* [TASK BRIEF]:
Each line below should be quoted exactly, please.

....................

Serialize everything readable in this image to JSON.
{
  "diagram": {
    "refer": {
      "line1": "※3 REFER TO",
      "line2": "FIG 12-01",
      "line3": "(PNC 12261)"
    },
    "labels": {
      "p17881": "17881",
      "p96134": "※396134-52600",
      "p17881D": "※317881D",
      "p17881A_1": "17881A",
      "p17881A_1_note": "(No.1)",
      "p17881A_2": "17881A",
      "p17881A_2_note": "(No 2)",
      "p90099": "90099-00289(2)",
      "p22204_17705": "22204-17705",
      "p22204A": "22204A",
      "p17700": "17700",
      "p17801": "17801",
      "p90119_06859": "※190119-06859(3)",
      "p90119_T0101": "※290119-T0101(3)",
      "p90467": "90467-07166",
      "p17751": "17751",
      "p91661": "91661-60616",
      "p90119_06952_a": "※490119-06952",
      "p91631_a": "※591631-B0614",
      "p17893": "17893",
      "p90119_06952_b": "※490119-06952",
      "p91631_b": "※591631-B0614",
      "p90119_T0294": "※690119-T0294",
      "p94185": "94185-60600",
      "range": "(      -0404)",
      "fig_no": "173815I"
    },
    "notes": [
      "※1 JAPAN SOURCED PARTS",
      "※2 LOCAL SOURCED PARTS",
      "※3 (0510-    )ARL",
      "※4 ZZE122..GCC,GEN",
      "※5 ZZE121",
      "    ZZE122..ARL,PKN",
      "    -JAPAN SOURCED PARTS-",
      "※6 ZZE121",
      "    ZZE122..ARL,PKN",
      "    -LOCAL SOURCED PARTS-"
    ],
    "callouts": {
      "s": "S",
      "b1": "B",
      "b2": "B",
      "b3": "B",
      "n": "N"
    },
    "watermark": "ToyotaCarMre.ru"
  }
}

....................

* [CORRECT RESULT]:
Serialize everything readable in this image to JSON.
{
  "diagram": {
    "refer": {
      "line1": "※3 REFER TO",
      "line2": "FIG 12-01",
      "line3": "(PNC 12261)"
    },
    "labels": {
      "p17881": "17881",
      "p96134": "※396134-52600",
      "p17881D": "※317881D",
      "p17881A_1": "17881A",
      "p17881A_1_note": "(No.1)",
      "p17881A_2": "17881A",
      "p17881A_2_note": "(No 2)",
      "p90099": "90099-00289(2)",
      "p22204_17705": "22204-17705",
      "p22204A": "22204A",
      "p17700": "17700",
      "p17801": "17801",
      "p90119_06859": "※190119-06859(3)",
      "p90119_T0101": "※290119-T0101(3)",
      "p90467": "90467-07166",
      "p17751": "17751",
      "p91661": "91661-60616",
      "p90119_06952_a": "※490119-06952",
      "p91631_a": "※591631-B0614",
      "p17893": "17893",
      "p90119_06952_b": "※490119-06952",
      "p91631_b": "※591631-B0614",
      "p90119_T0294": "※690119-T0294",
      "p94185": "94185-60600",
      "range": "(      -0404)",
      "fig_no": "173815I"
    },
    "notes": [
      "※1 JAPAN SOURCED PARTS",
      "※2 LOCAL SOURCED PARTS",
      "※3 (0510-    )ARL",
      "※4 ZZE122..GCC,GEN",
      "※5 ZZE121",
      "    ZZE122..ARL,PKN",
      "    -JAPAN SOURCED PARTS-",
      "※6 ZZE121",
      "    ZZE122..ARL,PKN",
      "    -LOCAL SOURCED PARTS-"
    ],
    "callouts": {
      "s": "S",
      "b1": "B",
      "b2": "B",
      "b3": "B",
      "n": "N"
    },
    "watermark": "ToyotaCarMre.ru"
  }
}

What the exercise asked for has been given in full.